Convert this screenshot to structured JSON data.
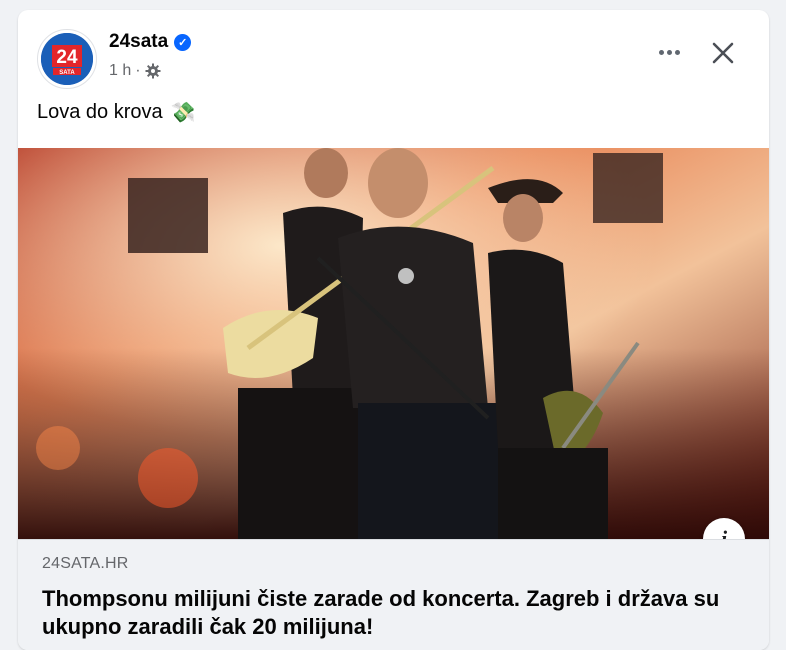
{
  "post": {
    "page_name": "24sata",
    "verified": true,
    "avatar_text": "24",
    "avatar_subtext": "SATA",
    "time": "1 h",
    "meta_separator": "·",
    "privacy_icon": "gear-icon",
    "text": "Lova do krova",
    "emoji": "💸"
  },
  "link": {
    "domain": "24SATA.HR",
    "headline": "Thompsonu milijuni čiste zarade od koncerta. Zagreb i država su ukupno zaradili čak 20 milijuna!"
  },
  "info_label": "i",
  "colors": {
    "brand_red": "#e3262a",
    "brand_blue": "#1b5fb8",
    "verified_blue": "#0866ff"
  }
}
-------
Pictures are excluded; repeat every record exactly.

#### [REPLY TO THE TASK]
Convert this screenshot to structured JSON data.
{
  "post": {
    "page_name": "24sata",
    "verified": true,
    "avatar_text": "24",
    "avatar_subtext": "SATA",
    "time": "1 h",
    "meta_separator": "·",
    "privacy_icon": "gear-icon",
    "text": "Lova do krova",
    "emoji": "💸"
  },
  "link": {
    "domain": "24SATA.HR",
    "headline": "Thompsonu milijuni čiste zarade od koncerta. Zagreb i država su ukupno zaradili čak 20 milijuna!"
  },
  "info_label": "i",
  "colors": {
    "brand_red": "#e3262a",
    "brand_blue": "#1b5fb8",
    "verified_blue": "#0866ff"
  }
}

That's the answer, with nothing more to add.